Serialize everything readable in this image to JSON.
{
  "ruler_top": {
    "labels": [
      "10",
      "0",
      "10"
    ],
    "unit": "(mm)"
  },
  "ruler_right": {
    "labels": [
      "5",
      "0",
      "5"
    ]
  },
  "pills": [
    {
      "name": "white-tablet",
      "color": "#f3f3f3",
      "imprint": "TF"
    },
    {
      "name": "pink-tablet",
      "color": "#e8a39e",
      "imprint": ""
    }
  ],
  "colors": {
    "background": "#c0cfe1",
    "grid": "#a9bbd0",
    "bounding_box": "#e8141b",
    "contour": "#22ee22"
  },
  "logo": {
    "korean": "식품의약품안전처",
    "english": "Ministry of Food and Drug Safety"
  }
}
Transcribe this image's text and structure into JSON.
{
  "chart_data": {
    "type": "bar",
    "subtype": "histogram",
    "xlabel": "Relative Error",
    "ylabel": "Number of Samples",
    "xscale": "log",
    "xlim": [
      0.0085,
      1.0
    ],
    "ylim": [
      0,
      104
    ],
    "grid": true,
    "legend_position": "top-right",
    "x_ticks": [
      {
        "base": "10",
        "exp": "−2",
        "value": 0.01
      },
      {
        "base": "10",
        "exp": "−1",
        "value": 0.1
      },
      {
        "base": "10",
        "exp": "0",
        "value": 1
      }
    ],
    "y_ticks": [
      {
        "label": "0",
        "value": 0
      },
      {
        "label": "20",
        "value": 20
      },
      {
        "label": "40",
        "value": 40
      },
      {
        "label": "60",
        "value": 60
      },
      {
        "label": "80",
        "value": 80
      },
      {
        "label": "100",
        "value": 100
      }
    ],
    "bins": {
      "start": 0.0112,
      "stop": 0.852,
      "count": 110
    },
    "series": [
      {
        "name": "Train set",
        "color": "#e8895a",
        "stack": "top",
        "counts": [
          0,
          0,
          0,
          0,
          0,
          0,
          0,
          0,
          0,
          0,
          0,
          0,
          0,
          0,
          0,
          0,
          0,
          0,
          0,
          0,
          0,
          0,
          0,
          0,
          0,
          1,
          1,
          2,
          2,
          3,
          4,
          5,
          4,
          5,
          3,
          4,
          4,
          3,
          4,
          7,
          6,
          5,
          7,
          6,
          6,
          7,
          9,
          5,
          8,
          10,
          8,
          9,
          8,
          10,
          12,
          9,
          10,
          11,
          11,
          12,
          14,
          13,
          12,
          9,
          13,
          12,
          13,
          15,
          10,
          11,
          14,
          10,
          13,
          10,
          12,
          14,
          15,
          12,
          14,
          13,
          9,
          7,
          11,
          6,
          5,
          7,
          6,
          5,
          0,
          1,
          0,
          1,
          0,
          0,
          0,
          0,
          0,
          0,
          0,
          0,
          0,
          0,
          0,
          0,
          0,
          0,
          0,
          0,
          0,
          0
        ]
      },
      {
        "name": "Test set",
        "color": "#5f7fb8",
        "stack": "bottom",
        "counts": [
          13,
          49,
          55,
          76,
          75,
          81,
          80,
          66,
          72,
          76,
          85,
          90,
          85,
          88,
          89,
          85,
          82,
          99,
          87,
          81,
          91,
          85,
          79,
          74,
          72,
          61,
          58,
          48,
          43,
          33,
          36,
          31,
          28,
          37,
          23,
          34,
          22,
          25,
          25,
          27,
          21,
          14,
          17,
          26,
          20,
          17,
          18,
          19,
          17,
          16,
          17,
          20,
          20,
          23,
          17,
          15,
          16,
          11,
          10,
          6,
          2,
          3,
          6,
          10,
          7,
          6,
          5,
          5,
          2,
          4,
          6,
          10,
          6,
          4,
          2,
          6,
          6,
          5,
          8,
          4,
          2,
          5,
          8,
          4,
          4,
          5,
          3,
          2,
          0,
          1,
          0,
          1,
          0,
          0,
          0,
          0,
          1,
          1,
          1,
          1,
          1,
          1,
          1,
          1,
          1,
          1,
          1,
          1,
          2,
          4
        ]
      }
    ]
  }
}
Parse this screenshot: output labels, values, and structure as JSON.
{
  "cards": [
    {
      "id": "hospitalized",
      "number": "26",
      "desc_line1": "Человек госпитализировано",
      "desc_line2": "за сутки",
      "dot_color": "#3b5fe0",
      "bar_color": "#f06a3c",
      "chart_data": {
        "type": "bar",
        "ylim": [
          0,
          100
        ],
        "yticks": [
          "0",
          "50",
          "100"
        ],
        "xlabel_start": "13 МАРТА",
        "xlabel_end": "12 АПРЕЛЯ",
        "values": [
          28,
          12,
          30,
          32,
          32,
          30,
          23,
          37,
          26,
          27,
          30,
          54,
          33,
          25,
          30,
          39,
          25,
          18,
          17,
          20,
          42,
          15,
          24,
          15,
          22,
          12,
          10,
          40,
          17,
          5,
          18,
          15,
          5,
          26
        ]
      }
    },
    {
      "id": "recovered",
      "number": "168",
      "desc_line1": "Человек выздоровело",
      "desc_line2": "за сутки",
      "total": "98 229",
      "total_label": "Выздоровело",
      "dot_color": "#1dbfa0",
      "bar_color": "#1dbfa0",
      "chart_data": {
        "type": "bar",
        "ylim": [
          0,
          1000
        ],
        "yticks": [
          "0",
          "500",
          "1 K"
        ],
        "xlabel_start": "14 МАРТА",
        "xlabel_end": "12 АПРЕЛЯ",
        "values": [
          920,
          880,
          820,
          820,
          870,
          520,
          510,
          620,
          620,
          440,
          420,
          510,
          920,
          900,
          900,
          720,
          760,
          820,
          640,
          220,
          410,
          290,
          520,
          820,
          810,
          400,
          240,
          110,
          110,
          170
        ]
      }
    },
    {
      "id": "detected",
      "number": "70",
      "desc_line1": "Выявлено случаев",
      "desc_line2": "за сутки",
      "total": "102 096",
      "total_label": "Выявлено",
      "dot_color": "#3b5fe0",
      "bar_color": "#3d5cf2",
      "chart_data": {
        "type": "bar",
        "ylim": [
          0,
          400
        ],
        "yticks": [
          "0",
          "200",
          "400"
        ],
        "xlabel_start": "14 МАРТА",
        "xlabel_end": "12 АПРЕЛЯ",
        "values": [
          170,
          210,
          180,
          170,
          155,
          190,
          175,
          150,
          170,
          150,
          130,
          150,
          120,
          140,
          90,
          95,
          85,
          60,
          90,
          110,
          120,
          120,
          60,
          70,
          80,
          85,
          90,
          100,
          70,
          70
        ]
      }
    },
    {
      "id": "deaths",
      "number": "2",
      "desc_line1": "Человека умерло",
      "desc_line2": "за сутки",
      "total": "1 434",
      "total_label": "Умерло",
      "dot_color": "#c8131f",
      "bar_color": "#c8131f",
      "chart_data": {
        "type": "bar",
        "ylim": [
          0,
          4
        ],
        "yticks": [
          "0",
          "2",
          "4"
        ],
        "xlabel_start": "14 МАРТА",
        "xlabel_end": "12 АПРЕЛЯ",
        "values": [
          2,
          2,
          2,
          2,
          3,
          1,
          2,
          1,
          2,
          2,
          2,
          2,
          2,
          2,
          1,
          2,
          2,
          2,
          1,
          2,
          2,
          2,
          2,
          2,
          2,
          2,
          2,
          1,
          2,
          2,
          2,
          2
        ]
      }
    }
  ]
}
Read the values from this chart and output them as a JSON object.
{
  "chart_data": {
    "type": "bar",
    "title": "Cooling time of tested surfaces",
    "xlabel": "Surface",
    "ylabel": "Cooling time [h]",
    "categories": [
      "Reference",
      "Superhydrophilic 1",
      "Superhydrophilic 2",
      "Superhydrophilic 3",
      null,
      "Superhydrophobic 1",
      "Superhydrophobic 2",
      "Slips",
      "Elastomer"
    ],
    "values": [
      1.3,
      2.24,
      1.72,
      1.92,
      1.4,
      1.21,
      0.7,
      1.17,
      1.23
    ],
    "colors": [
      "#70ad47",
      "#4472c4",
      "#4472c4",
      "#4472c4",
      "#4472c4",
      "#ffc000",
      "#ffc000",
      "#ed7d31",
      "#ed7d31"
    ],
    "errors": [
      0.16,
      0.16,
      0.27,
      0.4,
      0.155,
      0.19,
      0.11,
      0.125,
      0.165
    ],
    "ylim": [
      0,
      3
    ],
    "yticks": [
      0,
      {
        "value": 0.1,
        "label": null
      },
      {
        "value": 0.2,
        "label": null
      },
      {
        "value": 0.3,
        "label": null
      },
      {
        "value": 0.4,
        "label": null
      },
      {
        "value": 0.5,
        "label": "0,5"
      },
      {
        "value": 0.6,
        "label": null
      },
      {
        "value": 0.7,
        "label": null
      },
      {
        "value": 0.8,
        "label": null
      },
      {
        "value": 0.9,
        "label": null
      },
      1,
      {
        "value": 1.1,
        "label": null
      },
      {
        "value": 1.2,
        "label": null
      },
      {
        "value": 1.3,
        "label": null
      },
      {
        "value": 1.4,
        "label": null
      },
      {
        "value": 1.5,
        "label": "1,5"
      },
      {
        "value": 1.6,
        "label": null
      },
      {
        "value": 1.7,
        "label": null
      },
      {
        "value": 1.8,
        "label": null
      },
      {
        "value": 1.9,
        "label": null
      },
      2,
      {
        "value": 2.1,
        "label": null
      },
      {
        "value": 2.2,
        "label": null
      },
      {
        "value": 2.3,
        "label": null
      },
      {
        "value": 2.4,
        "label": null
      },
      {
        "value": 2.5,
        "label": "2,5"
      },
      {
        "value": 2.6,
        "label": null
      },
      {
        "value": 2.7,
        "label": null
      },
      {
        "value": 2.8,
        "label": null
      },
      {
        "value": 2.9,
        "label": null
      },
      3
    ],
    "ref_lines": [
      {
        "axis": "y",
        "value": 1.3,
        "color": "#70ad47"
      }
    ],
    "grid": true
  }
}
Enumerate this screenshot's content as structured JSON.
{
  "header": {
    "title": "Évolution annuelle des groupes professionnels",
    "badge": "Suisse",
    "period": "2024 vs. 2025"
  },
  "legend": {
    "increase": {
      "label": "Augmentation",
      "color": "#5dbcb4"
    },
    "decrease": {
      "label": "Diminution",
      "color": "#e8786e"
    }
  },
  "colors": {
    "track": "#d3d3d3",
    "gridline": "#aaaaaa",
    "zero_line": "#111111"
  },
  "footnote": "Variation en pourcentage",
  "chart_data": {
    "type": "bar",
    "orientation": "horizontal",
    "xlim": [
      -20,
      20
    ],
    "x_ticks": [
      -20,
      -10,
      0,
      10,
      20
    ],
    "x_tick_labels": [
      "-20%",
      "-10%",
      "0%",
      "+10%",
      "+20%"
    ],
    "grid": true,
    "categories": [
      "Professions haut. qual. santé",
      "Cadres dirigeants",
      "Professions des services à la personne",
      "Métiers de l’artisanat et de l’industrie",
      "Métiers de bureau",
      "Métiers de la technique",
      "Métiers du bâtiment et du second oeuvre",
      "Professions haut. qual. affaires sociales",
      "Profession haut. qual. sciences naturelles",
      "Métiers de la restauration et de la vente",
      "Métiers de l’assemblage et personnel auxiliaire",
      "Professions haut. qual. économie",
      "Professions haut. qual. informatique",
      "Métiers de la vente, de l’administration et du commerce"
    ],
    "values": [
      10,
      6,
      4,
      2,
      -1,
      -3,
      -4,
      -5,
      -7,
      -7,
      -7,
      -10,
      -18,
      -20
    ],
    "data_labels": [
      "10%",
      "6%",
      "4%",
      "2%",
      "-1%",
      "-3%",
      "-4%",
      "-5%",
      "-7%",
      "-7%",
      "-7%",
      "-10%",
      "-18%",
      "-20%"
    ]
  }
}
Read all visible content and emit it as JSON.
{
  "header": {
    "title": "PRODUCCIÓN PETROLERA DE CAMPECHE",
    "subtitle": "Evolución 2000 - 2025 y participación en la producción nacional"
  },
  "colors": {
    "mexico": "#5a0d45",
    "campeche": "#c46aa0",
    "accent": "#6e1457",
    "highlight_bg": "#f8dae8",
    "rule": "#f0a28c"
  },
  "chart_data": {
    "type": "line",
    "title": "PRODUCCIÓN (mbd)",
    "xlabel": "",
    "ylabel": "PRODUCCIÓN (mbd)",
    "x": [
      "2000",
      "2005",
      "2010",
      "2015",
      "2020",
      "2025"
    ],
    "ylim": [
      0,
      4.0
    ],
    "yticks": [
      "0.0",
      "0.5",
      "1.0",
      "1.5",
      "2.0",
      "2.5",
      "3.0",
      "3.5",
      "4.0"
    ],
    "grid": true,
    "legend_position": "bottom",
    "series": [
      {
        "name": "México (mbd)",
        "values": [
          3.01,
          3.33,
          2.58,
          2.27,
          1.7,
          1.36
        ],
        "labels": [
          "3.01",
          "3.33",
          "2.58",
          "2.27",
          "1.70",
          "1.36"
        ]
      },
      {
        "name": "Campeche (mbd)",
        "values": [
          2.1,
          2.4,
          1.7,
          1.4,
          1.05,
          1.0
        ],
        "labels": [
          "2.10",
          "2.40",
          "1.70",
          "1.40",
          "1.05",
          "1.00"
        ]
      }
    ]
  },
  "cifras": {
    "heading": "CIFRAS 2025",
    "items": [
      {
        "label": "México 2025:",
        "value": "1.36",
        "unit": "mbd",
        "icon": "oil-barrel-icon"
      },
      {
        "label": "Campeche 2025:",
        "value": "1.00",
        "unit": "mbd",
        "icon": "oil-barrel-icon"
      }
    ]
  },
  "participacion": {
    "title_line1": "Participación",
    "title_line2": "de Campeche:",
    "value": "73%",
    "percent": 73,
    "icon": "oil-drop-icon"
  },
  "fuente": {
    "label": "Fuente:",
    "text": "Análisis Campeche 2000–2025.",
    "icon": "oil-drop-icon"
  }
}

┄┄┄┄┄┄

→ GOAL
Count the lines in the records above that contain the word "Métiers", and give only the number.

→ EXERCISE SOLUTION
7